» EXERCISE DESCRIPTION:
Give the listing again exactly, omitting its images.

» INPUT FOR THIS TASK:

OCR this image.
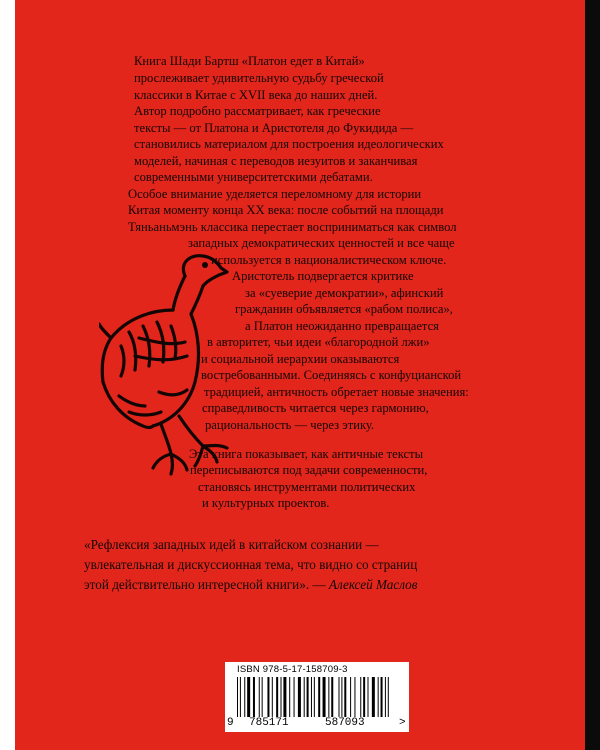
Книга Шади Бартш «Платон едет в Китай»

прослеживает удивительную судьбу греческой

классики в Китае с XVII века до наших дней.

Автор подробно рассматривает, как греческие

тексты — от Платона и Аристотеля до Фукидида —

становились материалом для построения идеологических

моделей, начиная с переводов иезуитов и заканчивая

современными университетскими дебатами.

Особое внимание уделяется переломному для истории

Китая моменту конца XX века: после событий на площади

Тяньаньмэнь классика перестает восприниматься как символ

западных демократических ценностей и все чаще

используется в националистическом ключе.

Аристотель подвергается критике

за «суеверие демократии», афинский

гражданин объявляется «рабом полиса»,

а Платон неожиданно превращается

в авторитет, чьи идеи «благородной лжи»

и социальной иерархии оказываются

востребованными. Соединяясь с конфуцианской

традицией, античность обретает новые значения:

справедливость читается через гармонию,

рациональность — через этику.

Эта книга показывает, как античные тексты

переписываются под задачи современности,

становясь инструментами политических

и культурных проектов.

«Рефлексия западных идей в китайском сознании —
увлекательная и дискуссионная тема, что видно со страниц
этой действительно интересной книги». — Алексей Маслов
ISBN 978-5-17-158709-3
9 785171	587093	>
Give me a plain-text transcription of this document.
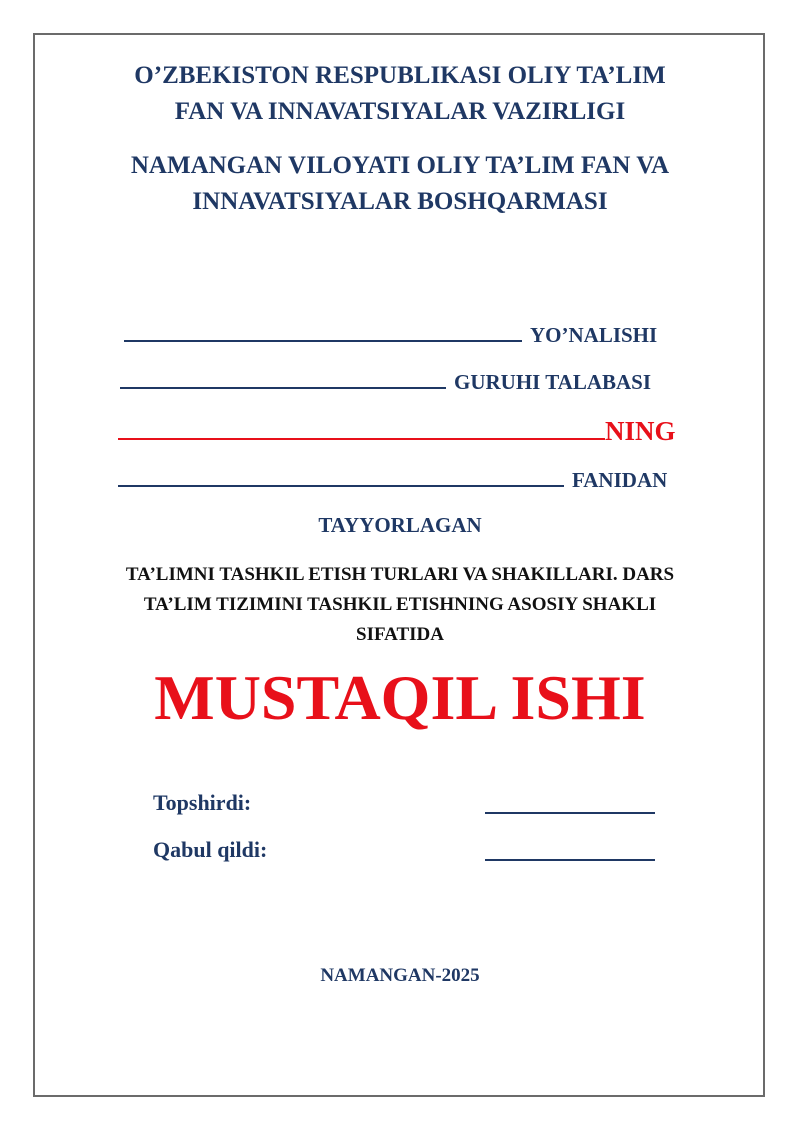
O’ZBEKISTON RESPUBLIKASI OLIY TA’LIM
FAN VA INNAVATSIYALAR VAZIRLIGI
NAMANGAN VILOYATI OLIY TA’LIM FAN VA
INNAVATSIYALAR BOSHQARMASI
YO’NALISHI
GURUHI TALABASI
NING
FANIDAN
TAYYORLAGAN
TA’LIMNI TASHKIL ETISH TURLARI VA SHAKILLARI. DARS
TA’LIM TIZIMINI TASHKIL ETISHNING ASOSIY SHAKLI
SIFATIDA
MUSTAQIL ISHI
Topshirdi:
Qabul qildi:
NAMANGAN-2025
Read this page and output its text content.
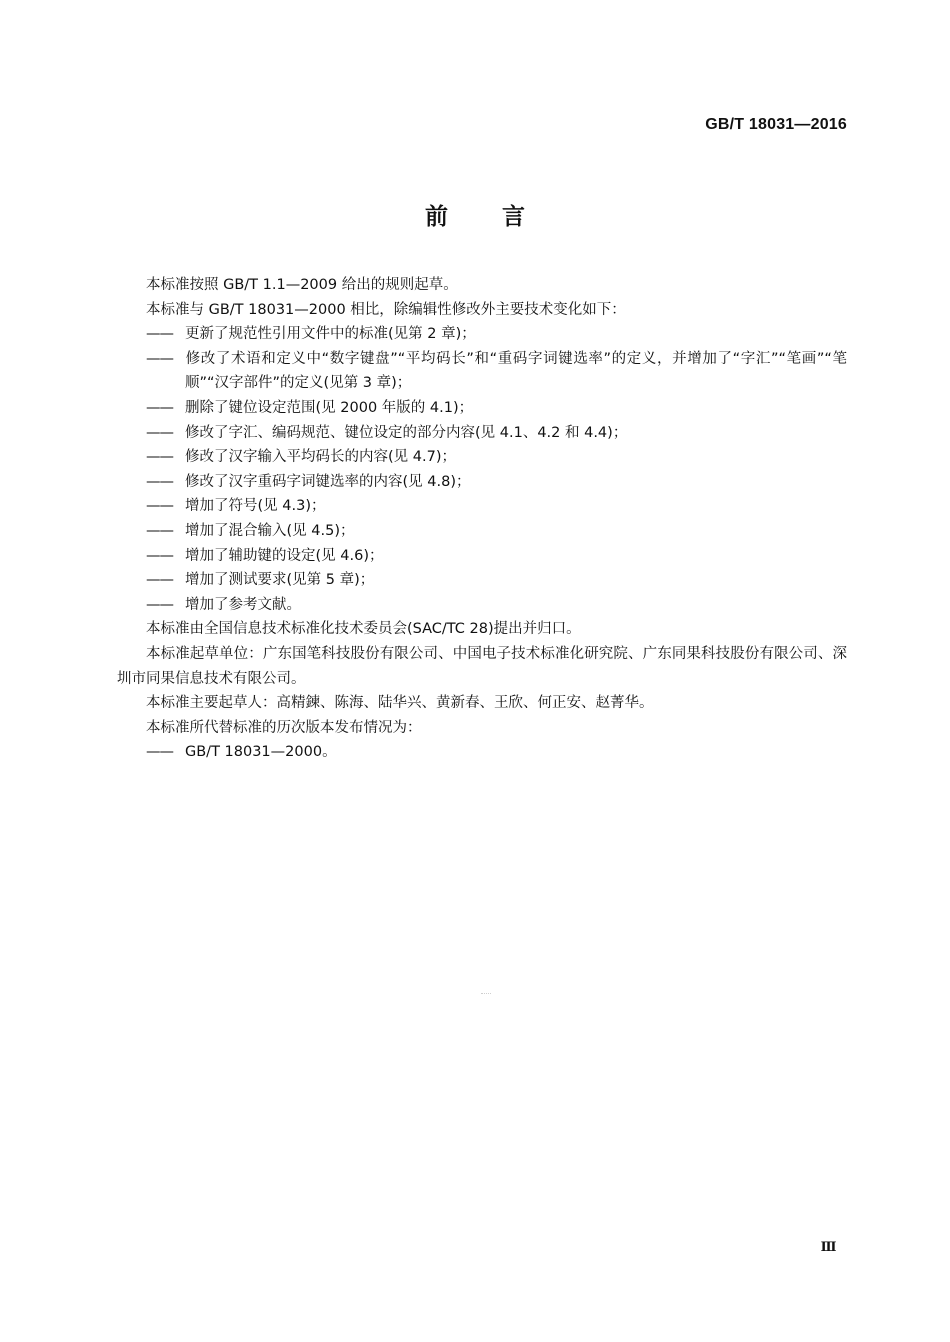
GB/T 18031—2016
前言

本标准按照 GB/T 1.1—2009 给出的规则起草。

本标准与 GB/T 18031—2000 相比，除编辑性修改外主要技术变化如下：

—— 更新了规范性引用文件中的标准(见第 2 章)；

—— 修改了术语和定义中“数字键盘”“平均码长”和“重码字词键选率”的定义，并增加了“字汇”“笔画”“笔顺”“汉字部件”的定义(见第 3 章)；

—— 删除了键位设定范围(见 2000 年版的 4.1)；

—— 修改了字汇、编码规范、键位设定的部分内容(见 4.1、4.2 和 4.4)；

—— 修改了汉字输入平均码长的内容(见 4.7)；

—— 修改了汉字重码字词键选率的内容(见 4.8)；

—— 增加了符号(见 4.3)；

—— 增加了混合输入(见 4.5)；

—— 增加了辅助键的设定(见 4.6)；

—— 增加了测试要求(见第 5 章)；

—— 增加了参考文献。

本标准由全国信息技术标准化技术委员会(SAC/TC 28)提出并归口。

本标准起草单位：广东国笔科技股份有限公司、中国电子技术标准化研究院、广东同果科技股份有限公司、深圳市同果信息技术有限公司。

本标准主要起草人：高精鍊、陈海、陆华兴、黄新春、王欣、何正安、赵菁华。

本标准所代替标准的历次版本发布情况为：

—— GB/T 18031—2000。

Ⅲ
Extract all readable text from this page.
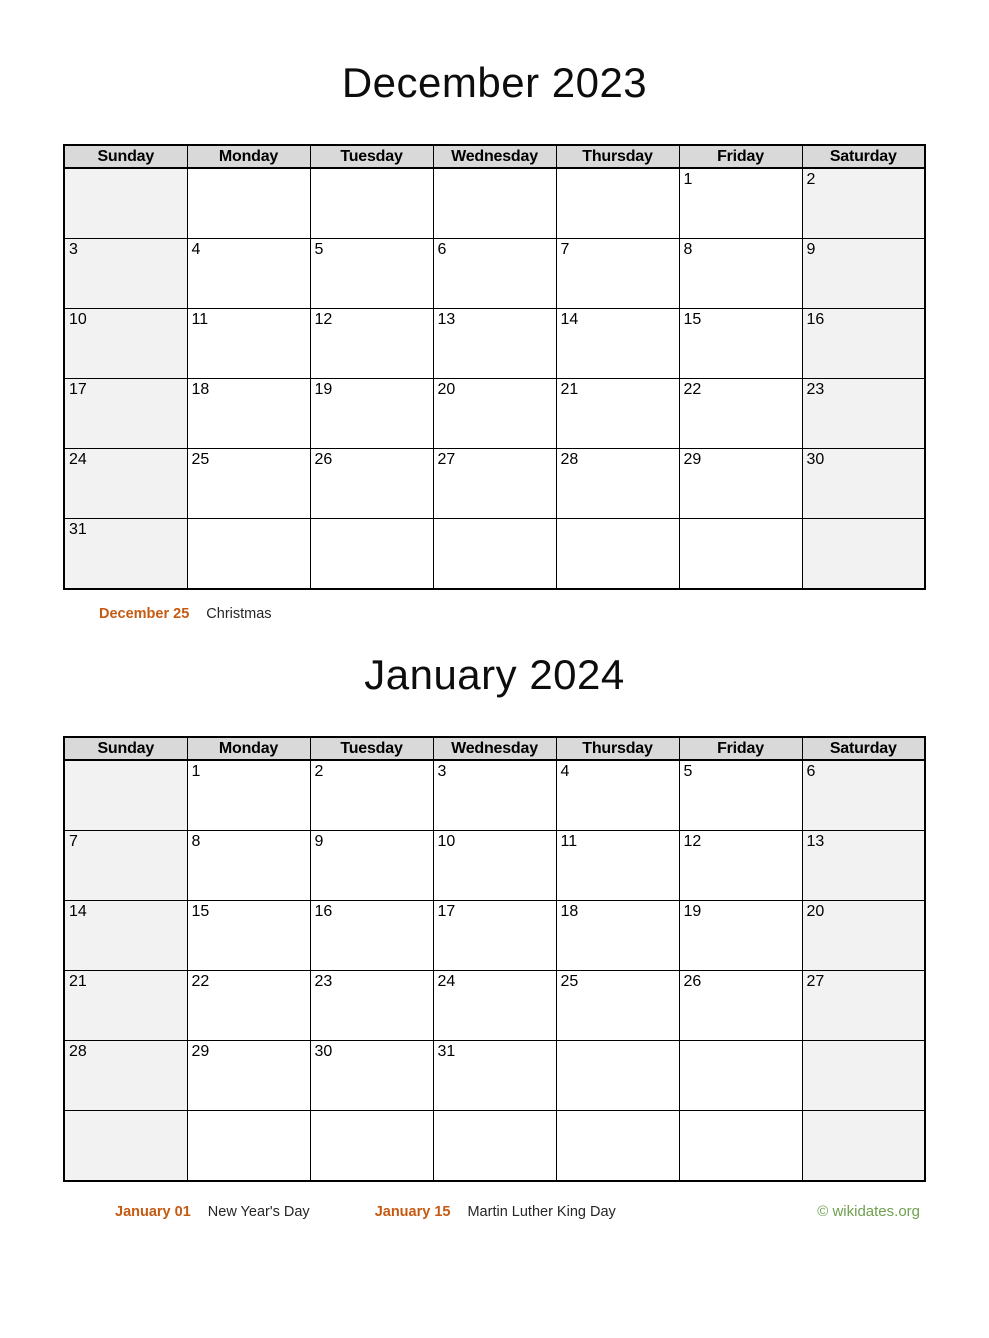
December 2023
Sunday	Monday	Tuesday	Wednesday	Thursday	Friday	Saturday
					1	2
3	4	5	6	7	8	9
10	11	12	13	14	15	16
17	18	19	20	21	22	23
24	25	26	27	28	29	30
31						
December 25 Christmas
January 2024
Sunday	Monday	Tuesday	Wednesday	Thursday	Friday	Saturday
	1	2	3	4	5	6
7	8	9	10	11	12	13
14	15	16	17	18	19	20
21	22	23	24	25	26	27
28	29	30	31			

January 01 New Year's Day	January 15 Martin Luther King Day	© wikidates.org
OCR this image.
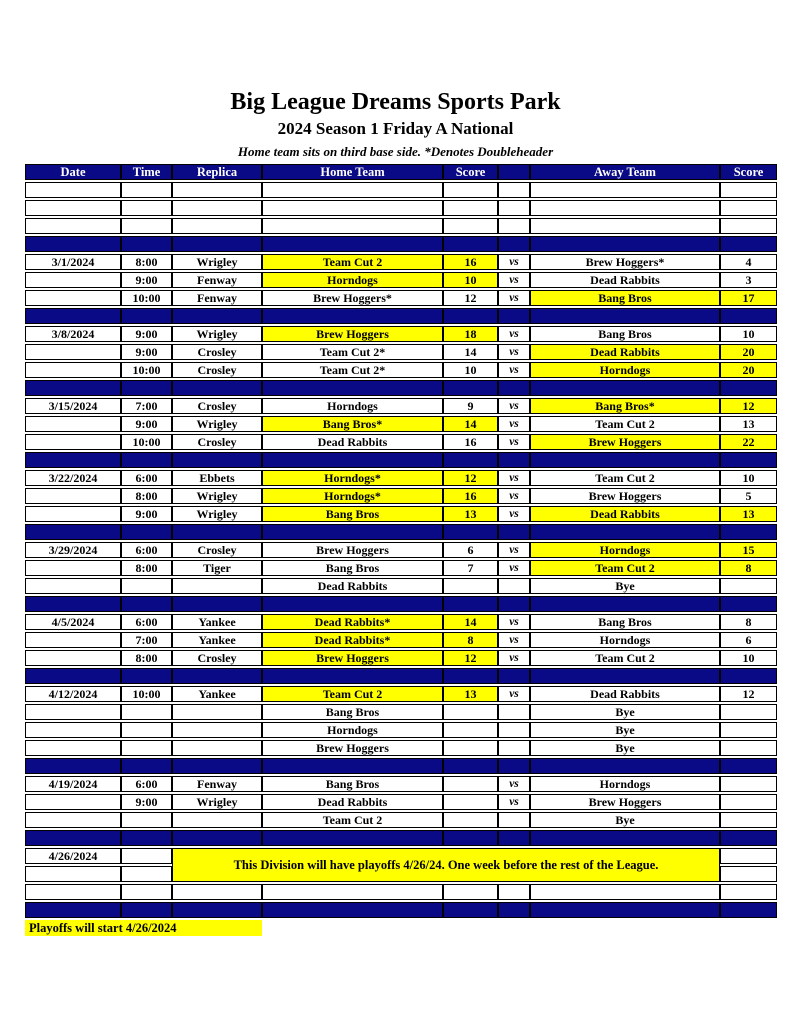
Big League Dreams Sports Park
2024 Season 1 Friday A National
Home team sits on third base side. *Denotes Doubleheader
Date	Time	Replica	Home Team	Score		Away Team	Score

3/1/2024	8:00	Wrigley	Team Cut 2	16	vs	Brew Hoggers*	4
	9:00	Fenway	Horndogs	10	vs	Dead Rabbits	3
	10:00	Fenway	Brew Hoggers*	12	vs	Bang Bros	17

3/8/2024	9:00	Wrigley	Brew Hoggers	18	vs	Bang Bros	10
	9:00	Crosley	Team Cut 2*	14	vs	Dead Rabbits	20
	10:00	Crosley	Team Cut 2*	10	vs	Horndogs	20

3/15/2024	7:00	Crosley	Horndogs	9	vs	Bang Bros*	12
	9:00	Wrigley	Bang Bros*	14	vs	Team Cut 2	13
	10:00	Crosley	Dead Rabbits	16	vs	Brew Hoggers	22

3/22/2024	6:00	Ebbets	Horndogs*	12	vs	Team Cut 2	10
	8:00	Wrigley	Horndogs*	16	vs	Brew Hoggers	5
	9:00	Wrigley	Bang Bros	13	vs	Dead Rabbits	13

3/29/2024	6:00	Crosley	Brew Hoggers	6	vs	Horndogs	15
	8:00	Tiger	Bang Bros	7	vs	Team Cut 2	8
			Dead Rabbits			Bye	

4/5/2024	6:00	Yankee	Dead Rabbits*	14	vs	Bang Bros	8
	7:00	Yankee	Dead Rabbits*	8	vs	Horndogs	6
	8:00	Crosley	Brew Hoggers	12	vs	Team Cut 2	10

4/12/2024	10:00	Yankee	Team Cut 2	13	vs	Dead Rabbits	12
			Bang Bros			Bye	
			Horndogs			Bye	
			Brew Hoggers			Bye	

4/19/2024	6:00	Fenway	Bang Bros		vs	Horndogs	
	9:00	Wrigley	Dead Rabbits		vs	Brew Hoggers	
			Team Cut 2			Bye	

4/26/2024		This Division will have playoffs 4/26/24. One week before the rest of the League.					

Playoffs will start 4/26/2024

» THE OUTPUT:
OCR this image.
Книга Шади Бартш «Платон едет в Китай»

прослеживает удивительную судьбу греческой

классики в Китае с XVII века до наших дней.

Автор подробно рассматривает, как греческие

тексты — от Платона и Аристотеля до Фукидида —

становились материалом для построения идеологических

моделей, начиная с переводов иезуитов и заканчивая

современными университетскими дебатами.

Особое внимание уделяется переломному для истории

Китая моменту конца XX века: после событий на площади

Тяньаньмэнь классика перестает восприниматься как символ

западных демократических ценностей и все чаще

используется в националистическом ключе.

Аристотель подвергается критике

за «суеверие демократии», афинский

гражданин объявляется «рабом полиса»,

а Платон неожиданно превращается

в авторитет, чьи идеи «благородной лжи»

и социальной иерархии оказываются

востребованными. Соединяясь с конфуцианской

традицией, античность обретает новые значения:

справедливость читается через гармонию,

рациональность — через этику.

Эта книга показывает, как античные тексты

переписываются под задачи современности,

становясь инструментами политических

и культурных проектов.

«Рефлексия западных идей в китайском сознании —
увлекательная и дискуссионная тема, что видно со страниц
этой действительно интересной книги». — Алексей Маслов
ISBN 978-5-17-158709-3
9 785171	587093	>
Give me a plain-text transcription of this document.
O’ZBEKISTON RESPUBLIKASI OLIY TA’LIM
FAN VA INNAVATSIYALAR VAZIRLIGI
NAMANGAN VILOYATI OLIY TA’LIM FAN VA
INNAVATSIYALAR BOSHQARMASI
YO’NALISHI
GURUHI TALABASI
NING
FANIDAN
TAYYORLAGAN
TA’LIMNI TASHKIL ETISH TURLARI VA SHAKILLARI. DARS
TA’LIM TIZIMINI TASHKIL ETISHNING ASOSIY SHAKLI
SIFATIDA
MUSTAQIL ISHI
Topshirdi:
Qabul qildi:
NAMANGAN-2025
Read this page and output its text content.
GB/T 18031—2016
前言

本标准按照 GB/T 1.1—2009 给出的规则起草。

本标准与 GB/T 18031—2000 相比，除编辑性修改外主要技术变化如下：

—— 更新了规范性引用文件中的标准(见第 2 章)；

—— 修改了术语和定义中“数字键盘”“平均码长”和“重码字词键选率”的定义，并增加了“字汇”“笔画”“笔顺”“汉字部件”的定义(见第 3 章)；

—— 删除了键位设定范围(见 2000 年版的 4.1)；

—— 修改了字汇、编码规范、键位设定的部分内容(见 4.1、4.2 和 4.4)；

—— 修改了汉字输入平均码长的内容(见 4.7)；

—— 修改了汉字重码字词键选率的内容(见 4.8)；

—— 增加了符号(见 4.3)；

—— 增加了混合输入(见 4.5)；

—— 增加了辅助键的设定(见 4.6)；

—— 增加了测试要求(见第 5 章)；

—— 增加了参考文献。

本标准由全国信息技术标准化技术委员会(SAC/TC 28)提出并归口。

本标准起草单位：广东国笔科技股份有限公司、中国电子技术标准化研究院、广东同果科技股份有限公司、深圳市同果信息技术有限公司。

本标准主要起草人：高精鍊、陈海、陆华兴、黄新春、王欣、何正安、赵菁华。

本标准所代替标准的历次版本发布情况为：

—— GB/T 18031—2000。

Ⅲ
Extract all readable text from this page.
December 2023
Sunday	Monday	Tuesday	Wednesday	Thursday	Friday	Saturday
					1	2
3	4	5	6	7	8	9
10	11	12	13	14	15	16
17	18	19	20	21	22	23
24	25	26	27	28	29	30
31						
December 25 Christmas
January 2024
Sunday	Monday	Tuesday	Wednesday	Thursday	Friday	Saturday
	1	2	3	4	5	6
7	8	9	10	11	12	13
14	15	16	17	18	19	20
21	22	23	24	25	26	27
28	29	30	31			

January 01 New Year's Day	January 15 Martin Luther King Day	© wikidates.org
OCR this image.
Big League Dreams Sports Park
2024 Season 1 Friday A National
Home team sits on third base side. *Denotes Doubleheader
Date	Time	Replica	Home Team	Score		Away Team	Score

3/1/2024	8:00	Wrigley	Team Cut 2	16	vs	Brew Hoggers*	4
	9:00	Fenway	Horndogs	10	vs	Dead Rabbits	3
	10:00	Fenway	Brew Hoggers*	12	vs	Bang Bros	17

3/8/2024	9:00	Wrigley	Brew Hoggers	18	vs	Bang Bros	10
	9:00	Crosley	Team Cut 2*	14	vs	Dead Rabbits	20
	10:00	Crosley	Team Cut 2*	10	vs	Horndogs	20

3/15/2024	7:00	Crosley	Horndogs	9	vs	Bang Bros*	12
	9:00	Wrigley	Bang Bros*	14	vs	Team Cut 2	13
	10:00	Crosley	Dead Rabbits	16	vs	Brew Hoggers	22

3/22/2024	6:00	Ebbets	Horndogs*	12	vs	Team Cut 2	10
	8:00	Wrigley	Horndogs*	16	vs	Brew Hoggers	5
	9:00	Wrigley	Bang Bros	13	vs	Dead Rabbits	13

3/29/2024	6:00	Crosley	Brew Hoggers	6	vs	Horndogs	15
	8:00	Tiger	Bang Bros	7	vs	Team Cut 2	8
			Dead Rabbits			Bye	

4/5/2024	6:00	Yankee	Dead Rabbits*	14	vs	Bang Bros	8
	7:00	Yankee	Dead Rabbits*	8	vs	Horndogs	6
	8:00	Crosley	Brew Hoggers	12	vs	Team Cut 2	10

4/12/2024	10:00	Yankee	Team Cut 2	13	vs	Dead Rabbits	12
			Bang Bros			Bye	
			Horndogs			Bye	
			Brew Hoggers			Bye	

4/19/2024	6:00	Fenway	Bang Bros		vs	Horndogs	
	9:00	Wrigley	Dead Rabbits		vs	Brew Hoggers	
			Team Cut 2			Bye	

4/26/2024		This Division will have playoffs 4/26/24. One week before the rest of the League.					

Playoffs will start 4/26/2024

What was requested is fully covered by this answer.